*What is needed:* Only a number is expected: how many lines in the data below contain the word "this".

*Exercise materials:*

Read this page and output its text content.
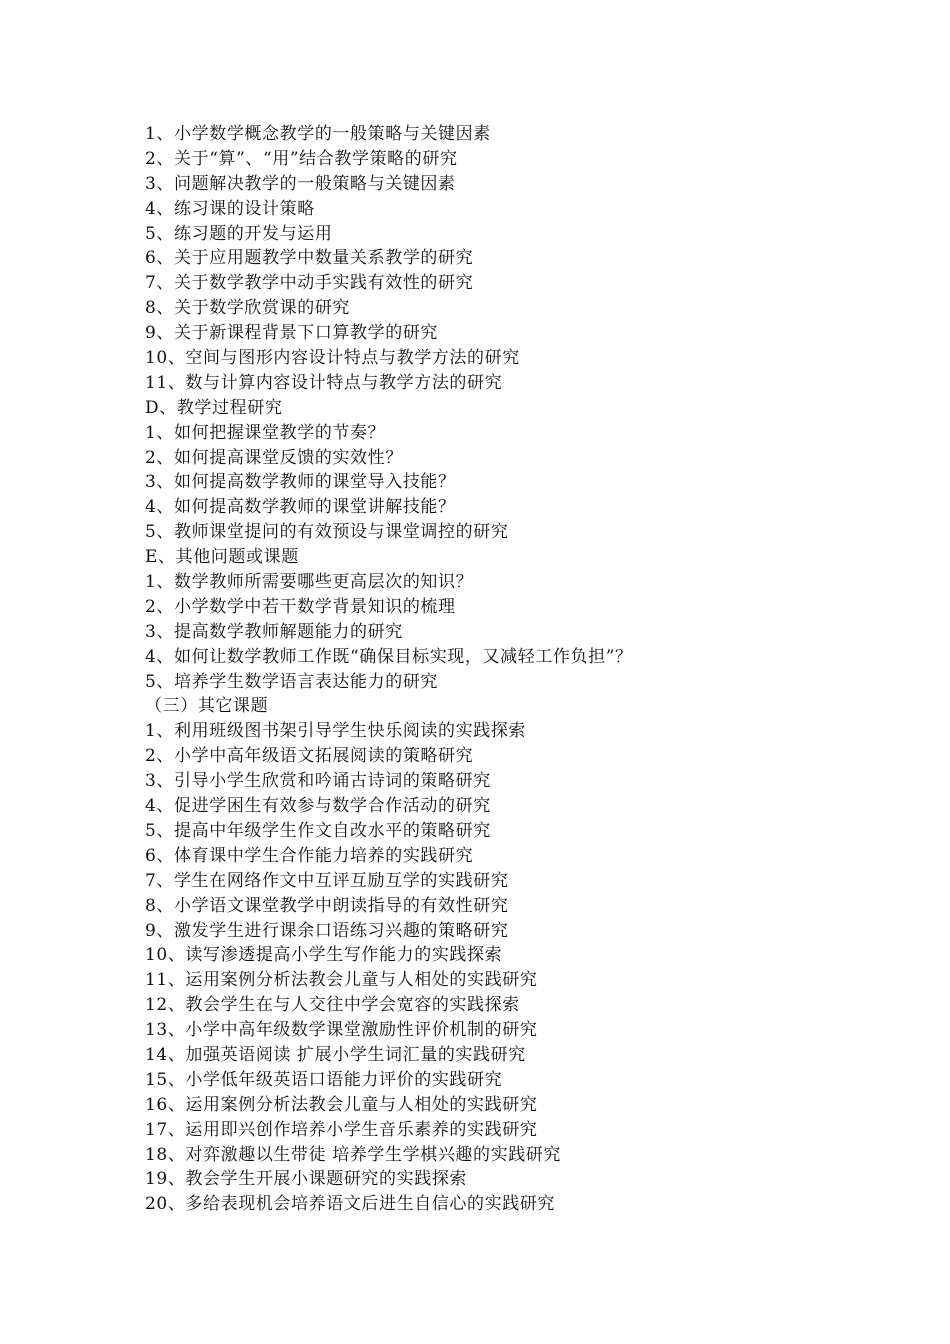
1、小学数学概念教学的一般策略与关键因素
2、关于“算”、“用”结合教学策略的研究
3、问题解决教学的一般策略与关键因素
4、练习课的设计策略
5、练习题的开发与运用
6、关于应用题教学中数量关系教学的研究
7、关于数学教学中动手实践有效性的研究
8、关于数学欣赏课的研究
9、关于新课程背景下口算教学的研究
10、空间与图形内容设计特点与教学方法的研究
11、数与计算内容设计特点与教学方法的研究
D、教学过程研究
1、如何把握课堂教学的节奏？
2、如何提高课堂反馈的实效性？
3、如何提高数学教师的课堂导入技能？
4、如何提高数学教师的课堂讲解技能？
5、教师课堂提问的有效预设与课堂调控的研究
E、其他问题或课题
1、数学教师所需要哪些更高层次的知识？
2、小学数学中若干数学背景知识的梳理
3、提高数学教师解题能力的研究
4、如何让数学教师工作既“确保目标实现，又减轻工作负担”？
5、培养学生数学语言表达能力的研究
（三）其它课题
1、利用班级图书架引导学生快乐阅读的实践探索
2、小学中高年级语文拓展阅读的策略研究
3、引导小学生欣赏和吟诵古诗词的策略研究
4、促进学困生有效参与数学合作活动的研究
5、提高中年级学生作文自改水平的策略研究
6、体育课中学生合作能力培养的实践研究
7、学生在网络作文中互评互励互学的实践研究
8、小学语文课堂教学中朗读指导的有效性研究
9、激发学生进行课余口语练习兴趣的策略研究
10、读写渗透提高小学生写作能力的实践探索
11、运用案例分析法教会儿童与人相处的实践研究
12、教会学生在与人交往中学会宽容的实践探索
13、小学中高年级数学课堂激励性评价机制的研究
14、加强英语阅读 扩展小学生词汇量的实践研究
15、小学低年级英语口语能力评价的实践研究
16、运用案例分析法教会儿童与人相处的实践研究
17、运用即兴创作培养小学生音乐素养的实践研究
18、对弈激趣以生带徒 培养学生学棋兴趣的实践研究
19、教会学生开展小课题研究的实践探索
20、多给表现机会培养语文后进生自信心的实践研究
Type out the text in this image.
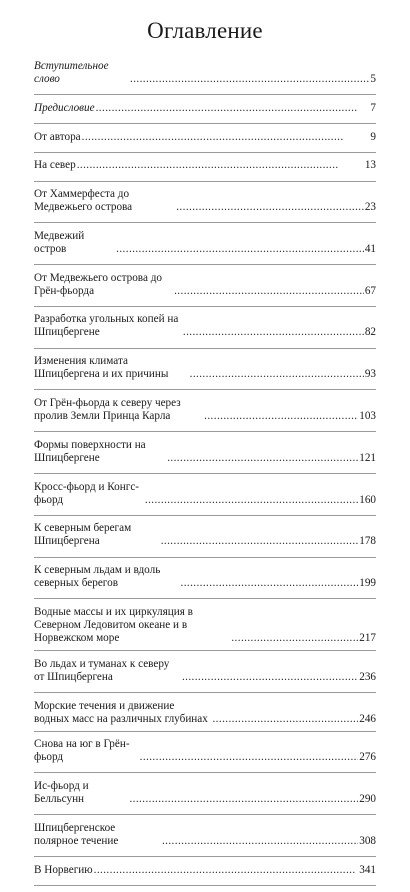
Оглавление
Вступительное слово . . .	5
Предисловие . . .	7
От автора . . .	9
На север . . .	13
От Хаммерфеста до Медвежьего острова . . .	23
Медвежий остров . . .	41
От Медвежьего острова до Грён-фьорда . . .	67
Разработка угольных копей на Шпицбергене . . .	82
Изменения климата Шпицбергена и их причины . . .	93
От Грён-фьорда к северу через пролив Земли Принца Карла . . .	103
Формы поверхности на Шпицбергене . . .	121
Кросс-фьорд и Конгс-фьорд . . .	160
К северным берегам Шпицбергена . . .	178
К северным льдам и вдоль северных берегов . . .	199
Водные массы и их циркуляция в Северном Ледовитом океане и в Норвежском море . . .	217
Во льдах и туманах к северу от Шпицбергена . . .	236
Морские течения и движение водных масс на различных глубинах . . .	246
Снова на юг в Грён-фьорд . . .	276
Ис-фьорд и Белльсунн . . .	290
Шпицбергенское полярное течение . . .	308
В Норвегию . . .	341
==
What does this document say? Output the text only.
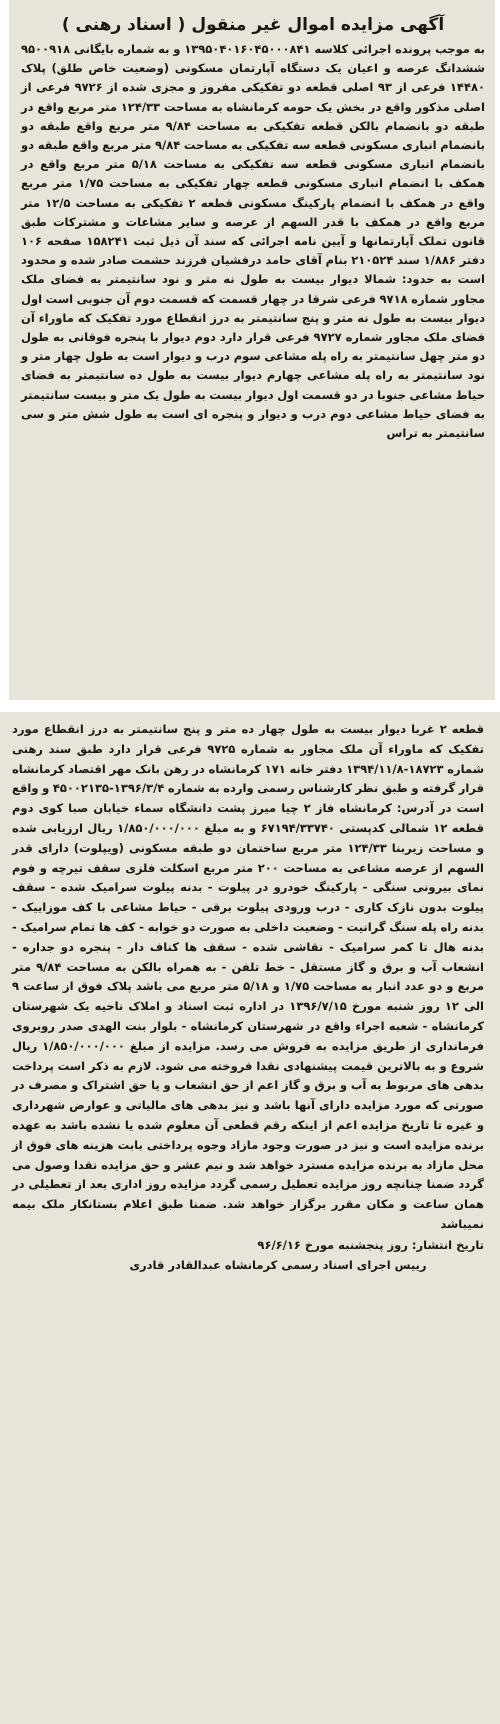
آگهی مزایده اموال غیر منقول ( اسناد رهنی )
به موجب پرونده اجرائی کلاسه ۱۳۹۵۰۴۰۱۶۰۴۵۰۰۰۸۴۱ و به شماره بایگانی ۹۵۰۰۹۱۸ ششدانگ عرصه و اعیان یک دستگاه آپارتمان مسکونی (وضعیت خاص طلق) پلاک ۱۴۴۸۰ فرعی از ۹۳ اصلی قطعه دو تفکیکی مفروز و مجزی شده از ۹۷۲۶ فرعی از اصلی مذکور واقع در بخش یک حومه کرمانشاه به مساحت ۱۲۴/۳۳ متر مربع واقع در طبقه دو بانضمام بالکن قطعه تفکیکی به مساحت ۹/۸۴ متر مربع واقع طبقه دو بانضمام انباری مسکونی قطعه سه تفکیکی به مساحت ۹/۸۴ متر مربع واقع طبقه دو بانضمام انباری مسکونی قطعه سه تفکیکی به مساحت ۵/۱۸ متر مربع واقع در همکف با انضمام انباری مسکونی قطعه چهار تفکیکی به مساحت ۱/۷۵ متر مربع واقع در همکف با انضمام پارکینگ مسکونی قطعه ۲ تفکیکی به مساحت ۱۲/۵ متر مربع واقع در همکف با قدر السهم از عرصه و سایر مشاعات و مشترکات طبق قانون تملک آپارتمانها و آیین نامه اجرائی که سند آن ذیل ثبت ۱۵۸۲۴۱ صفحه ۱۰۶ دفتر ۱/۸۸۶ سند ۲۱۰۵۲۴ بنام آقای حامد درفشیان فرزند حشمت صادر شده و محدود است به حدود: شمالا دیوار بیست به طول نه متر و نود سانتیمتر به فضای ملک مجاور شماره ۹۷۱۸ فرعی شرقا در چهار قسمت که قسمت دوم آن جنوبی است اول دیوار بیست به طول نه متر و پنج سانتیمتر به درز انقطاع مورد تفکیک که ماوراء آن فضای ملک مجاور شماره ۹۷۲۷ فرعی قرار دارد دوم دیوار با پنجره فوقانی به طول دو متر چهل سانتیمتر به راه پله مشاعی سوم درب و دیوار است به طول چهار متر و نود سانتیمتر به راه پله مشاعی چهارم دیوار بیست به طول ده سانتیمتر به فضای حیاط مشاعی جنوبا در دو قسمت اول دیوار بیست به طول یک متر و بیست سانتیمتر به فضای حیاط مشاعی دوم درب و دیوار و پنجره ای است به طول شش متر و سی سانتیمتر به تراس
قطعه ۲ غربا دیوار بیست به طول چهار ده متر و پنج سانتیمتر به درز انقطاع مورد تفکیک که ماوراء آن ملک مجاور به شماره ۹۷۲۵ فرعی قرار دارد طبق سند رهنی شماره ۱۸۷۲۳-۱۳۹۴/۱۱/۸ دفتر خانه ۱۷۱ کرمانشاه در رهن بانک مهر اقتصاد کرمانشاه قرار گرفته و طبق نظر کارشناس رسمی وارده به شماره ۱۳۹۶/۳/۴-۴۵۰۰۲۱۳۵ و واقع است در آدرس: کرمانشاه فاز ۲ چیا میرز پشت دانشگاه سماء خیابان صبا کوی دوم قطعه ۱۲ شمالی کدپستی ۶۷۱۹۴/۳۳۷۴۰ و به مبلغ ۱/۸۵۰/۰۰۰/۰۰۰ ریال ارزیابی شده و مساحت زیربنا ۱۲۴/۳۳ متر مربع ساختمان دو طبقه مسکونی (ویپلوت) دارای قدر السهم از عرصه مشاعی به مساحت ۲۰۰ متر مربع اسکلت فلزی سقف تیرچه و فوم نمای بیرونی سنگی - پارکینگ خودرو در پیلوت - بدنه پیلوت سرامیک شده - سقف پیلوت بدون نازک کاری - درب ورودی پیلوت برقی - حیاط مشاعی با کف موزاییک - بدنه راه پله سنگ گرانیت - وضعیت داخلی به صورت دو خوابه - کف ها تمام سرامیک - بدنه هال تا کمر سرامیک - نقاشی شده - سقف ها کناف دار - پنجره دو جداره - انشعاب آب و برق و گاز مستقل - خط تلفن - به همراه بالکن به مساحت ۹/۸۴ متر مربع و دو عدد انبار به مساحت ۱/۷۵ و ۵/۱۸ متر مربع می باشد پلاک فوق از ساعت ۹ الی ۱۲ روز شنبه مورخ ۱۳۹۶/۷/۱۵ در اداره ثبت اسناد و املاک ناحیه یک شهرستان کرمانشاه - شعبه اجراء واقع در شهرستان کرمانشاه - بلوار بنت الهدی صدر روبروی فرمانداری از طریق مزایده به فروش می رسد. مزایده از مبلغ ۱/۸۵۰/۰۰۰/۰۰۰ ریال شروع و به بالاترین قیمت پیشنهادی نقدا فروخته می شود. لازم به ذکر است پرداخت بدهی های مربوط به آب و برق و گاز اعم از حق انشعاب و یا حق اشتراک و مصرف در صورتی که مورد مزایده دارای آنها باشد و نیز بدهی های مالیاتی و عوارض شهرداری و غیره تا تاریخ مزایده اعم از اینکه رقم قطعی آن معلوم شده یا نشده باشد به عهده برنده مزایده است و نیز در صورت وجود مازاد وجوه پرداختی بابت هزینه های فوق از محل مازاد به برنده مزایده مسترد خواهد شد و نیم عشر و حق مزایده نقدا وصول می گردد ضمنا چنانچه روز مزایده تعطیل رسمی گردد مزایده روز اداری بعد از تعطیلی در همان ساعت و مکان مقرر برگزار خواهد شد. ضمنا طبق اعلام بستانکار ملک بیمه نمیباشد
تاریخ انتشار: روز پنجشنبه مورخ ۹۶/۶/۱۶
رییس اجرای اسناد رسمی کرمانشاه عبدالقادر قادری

*Expected answer:* 3